WRITTEN PROBLEM
Return each entry exactly, with none missing.

EXERCISE DATA
╭──
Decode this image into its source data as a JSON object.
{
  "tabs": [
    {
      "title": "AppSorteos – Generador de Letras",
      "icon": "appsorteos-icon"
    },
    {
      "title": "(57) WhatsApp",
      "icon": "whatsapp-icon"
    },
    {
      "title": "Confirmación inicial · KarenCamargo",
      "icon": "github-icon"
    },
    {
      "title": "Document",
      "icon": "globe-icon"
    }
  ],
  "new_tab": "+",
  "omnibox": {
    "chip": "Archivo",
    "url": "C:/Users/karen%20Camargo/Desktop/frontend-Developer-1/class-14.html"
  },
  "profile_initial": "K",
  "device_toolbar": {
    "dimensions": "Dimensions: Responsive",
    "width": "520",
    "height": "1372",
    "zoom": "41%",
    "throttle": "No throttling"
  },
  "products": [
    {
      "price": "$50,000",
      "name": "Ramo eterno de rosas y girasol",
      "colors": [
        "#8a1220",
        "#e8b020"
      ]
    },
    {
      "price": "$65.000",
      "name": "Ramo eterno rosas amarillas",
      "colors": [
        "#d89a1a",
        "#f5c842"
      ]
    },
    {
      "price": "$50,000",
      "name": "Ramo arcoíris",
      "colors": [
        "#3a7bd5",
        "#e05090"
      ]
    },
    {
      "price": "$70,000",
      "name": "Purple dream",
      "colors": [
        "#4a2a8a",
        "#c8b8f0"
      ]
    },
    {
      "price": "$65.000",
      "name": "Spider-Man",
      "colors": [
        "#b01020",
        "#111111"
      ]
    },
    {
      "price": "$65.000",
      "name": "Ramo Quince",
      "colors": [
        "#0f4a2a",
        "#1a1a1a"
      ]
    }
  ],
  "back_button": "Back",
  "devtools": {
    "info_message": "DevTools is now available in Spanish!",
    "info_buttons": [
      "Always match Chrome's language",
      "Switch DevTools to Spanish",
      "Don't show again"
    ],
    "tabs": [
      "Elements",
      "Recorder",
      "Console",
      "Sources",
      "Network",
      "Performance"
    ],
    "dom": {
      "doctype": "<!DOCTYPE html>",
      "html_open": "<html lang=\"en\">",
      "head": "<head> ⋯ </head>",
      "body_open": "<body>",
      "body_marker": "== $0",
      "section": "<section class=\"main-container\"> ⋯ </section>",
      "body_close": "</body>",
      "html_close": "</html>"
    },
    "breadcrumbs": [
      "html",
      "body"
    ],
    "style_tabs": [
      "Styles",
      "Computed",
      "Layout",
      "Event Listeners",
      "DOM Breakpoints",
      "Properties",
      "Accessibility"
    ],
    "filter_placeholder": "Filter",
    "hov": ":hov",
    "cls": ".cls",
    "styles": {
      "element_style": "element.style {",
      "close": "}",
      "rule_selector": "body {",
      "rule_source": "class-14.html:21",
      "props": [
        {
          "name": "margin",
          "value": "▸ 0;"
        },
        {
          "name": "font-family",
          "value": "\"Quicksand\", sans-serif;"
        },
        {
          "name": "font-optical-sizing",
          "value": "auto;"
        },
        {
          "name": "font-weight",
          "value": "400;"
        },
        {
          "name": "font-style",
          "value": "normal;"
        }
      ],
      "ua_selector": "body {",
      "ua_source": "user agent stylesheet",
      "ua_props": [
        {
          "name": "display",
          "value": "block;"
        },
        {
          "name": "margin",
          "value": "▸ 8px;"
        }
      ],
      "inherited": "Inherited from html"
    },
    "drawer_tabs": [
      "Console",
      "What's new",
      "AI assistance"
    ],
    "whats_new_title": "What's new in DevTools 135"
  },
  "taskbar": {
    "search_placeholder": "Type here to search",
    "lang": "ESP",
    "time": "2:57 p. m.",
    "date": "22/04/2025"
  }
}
╰──
ANSWER IN FULL
Decode this image into its source data as a JSON object.
{
  "tabs": [
    {
      "title": "AppSorteos – Generador de Letras",
      "icon": "appsorteos-icon"
    },
    {
      "title": "(57) WhatsApp",
      "icon": "whatsapp-icon"
    },
    {
      "title": "Confirmación inicial · KarenCamargo",
      "icon": "github-icon"
    },
    {
      "title": "Document",
      "icon": "globe-icon"
    }
  ],
  "new_tab": "+",
  "omnibox": {
    "chip": "Archivo",
    "url": "C:/Users/karen%20Camargo/Desktop/frontend-Developer-1/class-14.html"
  },
  "profile_initial": "K",
  "device_toolbar": {
    "dimensions": "Dimensions: Responsive",
    "width": "520",
    "height": "1372",
    "zoom": "41%",
    "throttle": "No throttling"
  },
  "products": [
    {
      "price": "$50,000",
      "name": "Ramo eterno de rosas y girasol",
      "colors": [
        "#8a1220",
        "#e8b020"
      ]
    },
    {
      "price": "$65.000",
      "name": "Ramo eterno rosas amarillas",
      "colors": [
        "#d89a1a",
        "#f5c842"
      ]
    },
    {
      "price": "$50,000",
      "name": "Ramo arcoíris",
      "colors": [
        "#3a7bd5",
        "#e05090"
      ]
    },
    {
      "price": "$70,000",
      "name": "Purple dream",
      "colors": [
        "#4a2a8a",
        "#c8b8f0"
      ]
    },
    {
      "price": "$65.000",
      "name": "Spider-Man",
      "colors": [
        "#b01020",
        "#111111"
      ]
    },
    {
      "price": "$65.000",
      "name": "Ramo Quince",
      "colors": [
        "#0f4a2a",
        "#1a1a1a"
      ]
    }
  ],
  "back_button": "Back",
  "devtools": {
    "info_message": "DevTools is now available in Spanish!",
    "info_buttons": [
      "Always match Chrome's language",
      "Switch DevTools to Spanish",
      "Don't show again"
    ],
    "tabs": [
      "Elements",
      "Recorder",
      "Console",
      "Sources",
      "Network",
      "Performance"
    ],
    "dom": {
      "doctype": "<!DOCTYPE html>",
      "html_open": "<html lang=\"en\">",
      "head": "<head> ⋯ </head>",
      "body_open": "<body>",
      "body_marker": "== $0",
      "section": "<section class=\"main-container\"> ⋯ </section>",
      "body_close": "</body>",
      "html_close": "</html>"
    },
    "breadcrumbs": [
      "html",
      "body"
    ],
    "style_tabs": [
      "Styles",
      "Computed",
      "Layout",
      "Event Listeners",
      "DOM Breakpoints",
      "Properties",
      "Accessibility"
    ],
    "filter_placeholder": "Filter",
    "hov": ":hov",
    "cls": ".cls",
    "styles": {
      "element_style": "element.style {",
      "close": "}",
      "rule_selector": "body {",
      "rule_source": "class-14.html:21",
      "props": [
        {
          "name": "margin",
          "value": "▸ 0;"
        },
        {
          "name": "font-family",
          "value": "\"Quicksand\", sans-serif;"
        },
        {
          "name": "font-optical-sizing",
          "value": "auto;"
        },
        {
          "name": "font-weight",
          "value": "400;"
        },
        {
          "name": "font-style",
          "value": "normal;"
        }
      ],
      "ua_selector": "body {",
      "ua_source": "user agent stylesheet",
      "ua_props": [
        {
          "name": "display",
          "value": "block;"
        },
        {
          "name": "margin",
          "value": "▸ 8px;"
        }
      ],
      "inherited": "Inherited from html"
    },
    "drawer_tabs": [
      "Console",
      "What's new",
      "AI assistance"
    ],
    "whats_new_title": "What's new in DevTools 135"
  },
  "taskbar": {
    "search_placeholder": "Type here to search",
    "lang": "ESP",
    "time": "2:57 p. m.",
    "date": "22/04/2025"
  }
}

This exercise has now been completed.